*WHAT YOU HAVE TO DO*.
Set down, exactly as written, the lines from the line holding "What data populates" to the end of the data, inclusive, skipping any pictures.

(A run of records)
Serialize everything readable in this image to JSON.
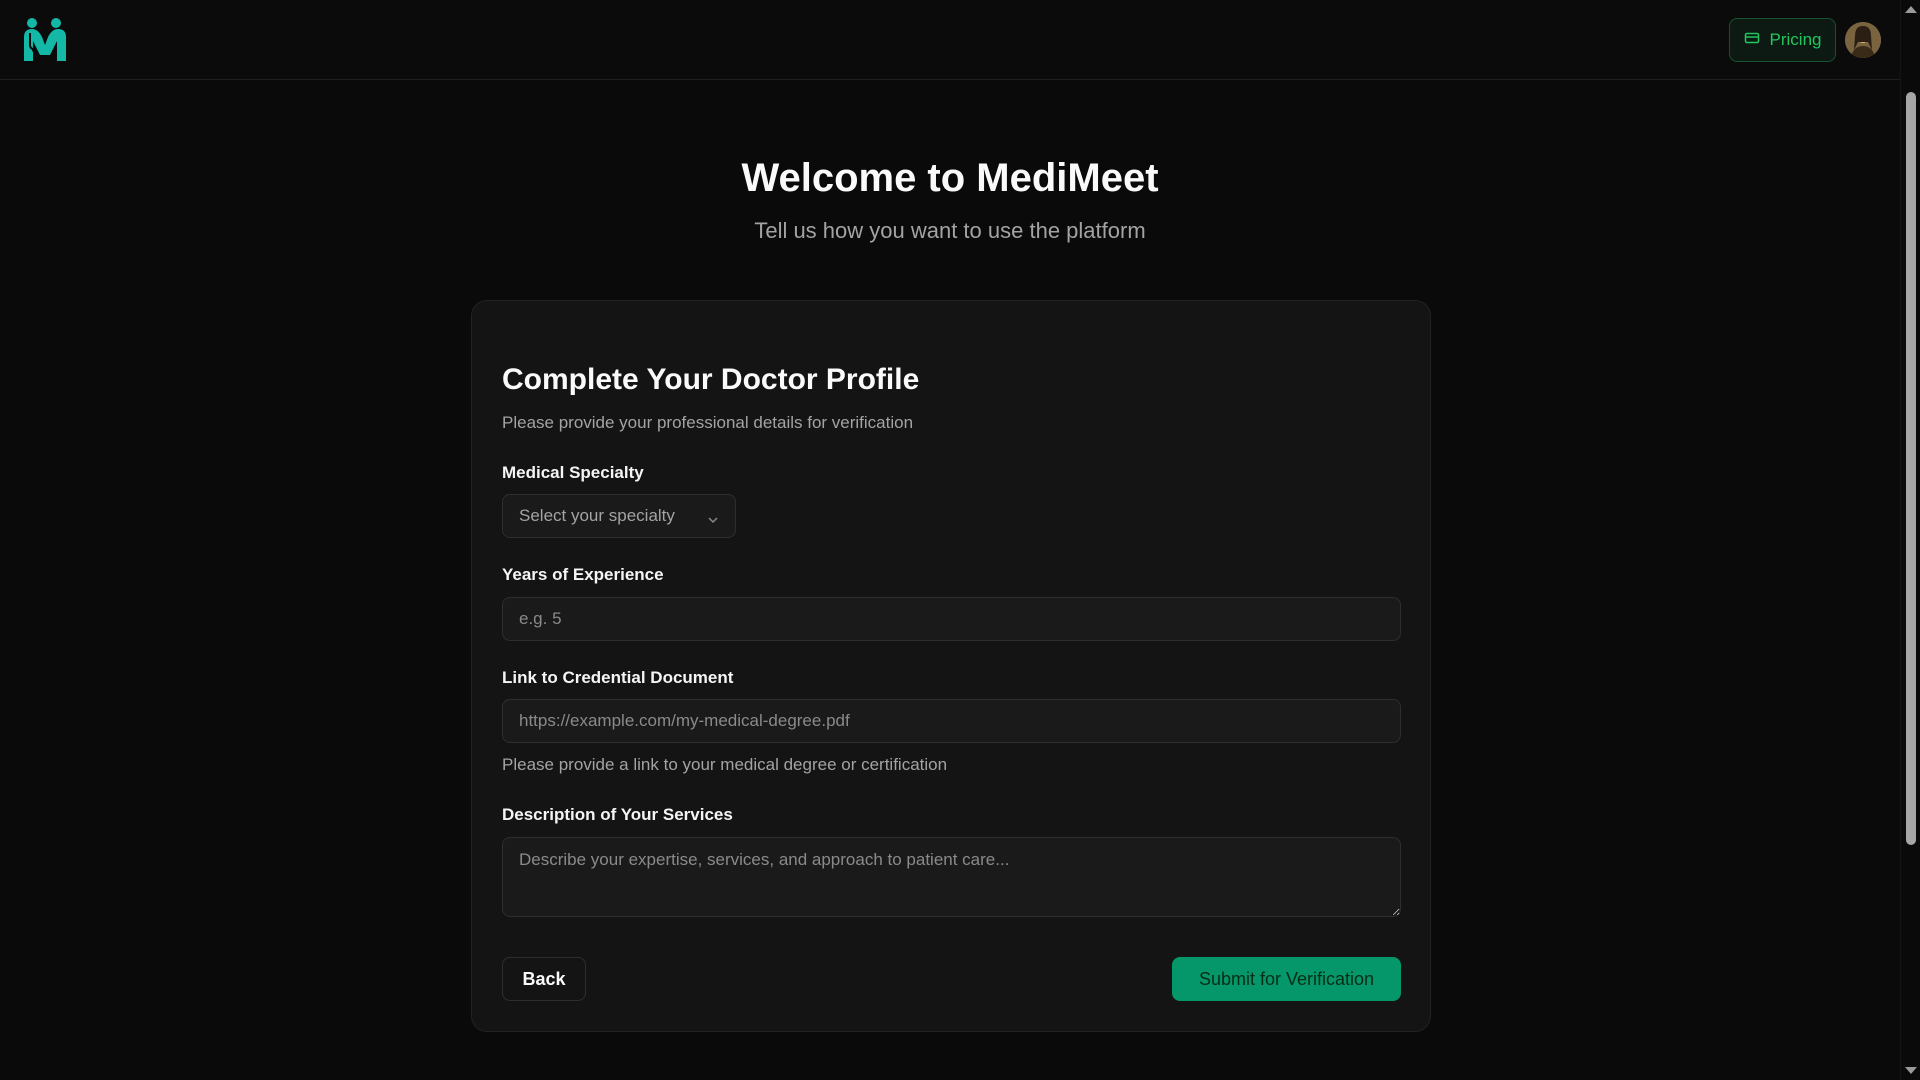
{
  "header": {
    "logo_icon": "medimeet-logo-icon",
    "pricing_label": "Pricing",
    "pricing_icon": "credit-card-icon",
    "avatar_icon": "user-avatar"
  },
  "hero": {
    "title": "Welcome to MediMeet",
    "subtitle": "Tell us how you want to use the platform"
  },
  "form": {
    "title": "Complete Your Doctor Profile",
    "description": "Please provide your professional details for verification",
    "specialty": {
      "label": "Medical Specialty",
      "placeholder": "Select your specialty",
      "icon": "chevron-down-icon"
    },
    "experience": {
      "label": "Years of Experience",
      "placeholder": "e.g. 5",
      "value": ""
    },
    "credential": {
      "label": "Link to Credential Document",
      "placeholder": "https://example.com/my-medical-degree.pdf",
      "value": "",
      "hint": "Please provide a link to your medical degree or certification"
    },
    "description_field": {
      "label": "Description of Your Services",
      "placeholder": "Describe your expertise, services, and approach to patient care...",
      "value": ""
    },
    "back_label": "Back",
    "submit_label": "Submit for Verification"
  },
  "colors": {
    "background": "#0a0a0a",
    "card": "#141414",
    "accent": "#059669",
    "accent_text": "#22c55e",
    "logo": "#14b8a6"
  }
}
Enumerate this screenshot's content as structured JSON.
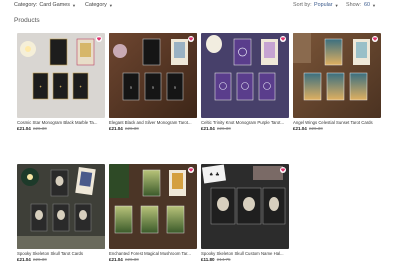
{
  "toolbar": {
    "category_label": "Category:",
    "category_value": "Card Games",
    "subcategory_value": "Category",
    "sort_label": "Sort by:",
    "sort_value": "Popular",
    "show_label": "Show:",
    "show_value": "60"
  },
  "section_title": "Products",
  "products": [
    {
      "title": "Cosmic Star Monogram Black Marble Ta...",
      "price": "£21.04",
      "was": "£26.30"
    },
    {
      "title": "Elegant Black and Silver Monogram Tarot...",
      "price": "£21.04",
      "was": "£26.30"
    },
    {
      "title": "Celtic Trinity Knot Monogram Purple Tarot...",
      "price": "£21.04",
      "was": "£26.30"
    },
    {
      "title": "Angel Wings Celestial Sunset Tarot Cards",
      "price": "£21.04",
      "was": "£26.30"
    },
    {
      "title": "Spooky Skeleton Skull Tarot Cards",
      "price": "£21.04",
      "was": "£26.30"
    },
    {
      "title": "Enchanted Forest Magical Mushroom Tar...",
      "price": "£21.04",
      "was": "£26.30"
    },
    {
      "title": "Spooky Skeleton Skull Custom Name Hal...",
      "price": "£11.80",
      "was": "£14.75"
    }
  ],
  "colors": {
    "heart": "#e0356f",
    "link": "#3a5a8c"
  }
}
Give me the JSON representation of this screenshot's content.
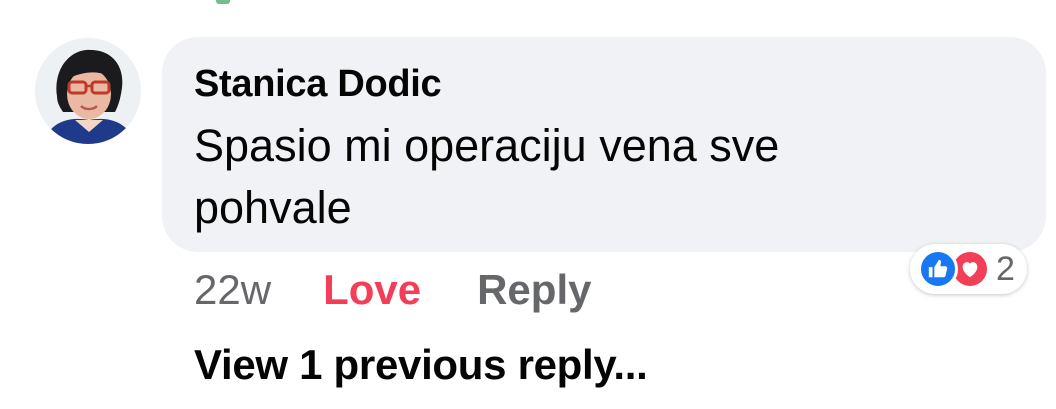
{
  "comment": {
    "author": "Stanica Dodic",
    "text": "Spasio mi operaciju vena sve pohvale",
    "avatar_icon": "user-photo-avatar"
  },
  "reactions": {
    "count": "2",
    "types": [
      "like-icon",
      "love-icon"
    ],
    "like_color": "#1877f2",
    "love_color": "#f33e58"
  },
  "actions": {
    "timestamp": "22w",
    "love_label": "Love",
    "reply_label": "Reply"
  },
  "replies": {
    "view_previous_label": "View 1 previous reply..."
  },
  "colors": {
    "bubble_bg": "#f0f2f5",
    "secondary_text": "#65676b",
    "love_active": "#f33e58"
  }
}
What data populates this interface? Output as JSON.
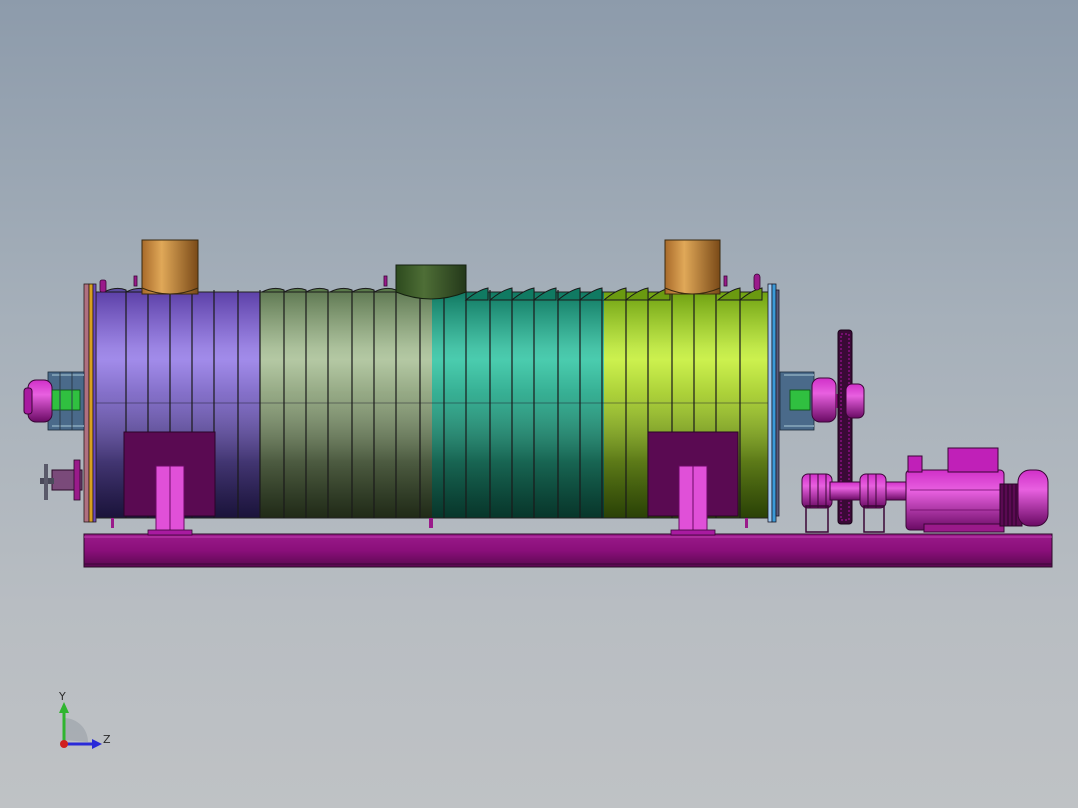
{
  "triad": {
    "y_label": "Y",
    "z_label": "Z",
    "y_color": "#2fb52f",
    "z_color": "#2a2ad8",
    "x_color": "#d02020"
  },
  "colors": {
    "base_frame": "#8a0f7a",
    "drum_section_1": "#7a5ad0",
    "drum_section_2": "#8aa678",
    "drum_section_3": "#1fa88a",
    "drum_section_4": "#9fd81a",
    "nozzle": "#c88a3c",
    "center_port": "#3d5a2a",
    "drive_parts": "#b012a8",
    "support_feet": "#e050d8"
  }
}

*TASK RESULT*.
What data populates this interface? Output as JSON.
{
  "triad": {
    "y_label": "Y",
    "z_label": "Z",
    "y_color": "#2fb52f",
    "z_color": "#2a2ad8",
    "x_color": "#d02020"
  },
  "colors": {
    "base_frame": "#8a0f7a",
    "drum_section_1": "#7a5ad0",
    "drum_section_2": "#8aa678",
    "drum_section_3": "#1fa88a",
    "drum_section_4": "#9fd81a",
    "nozzle": "#c88a3c",
    "center_port": "#3d5a2a",
    "drive_parts": "#b012a8",
    "support_feet": "#e050d8"
  }
}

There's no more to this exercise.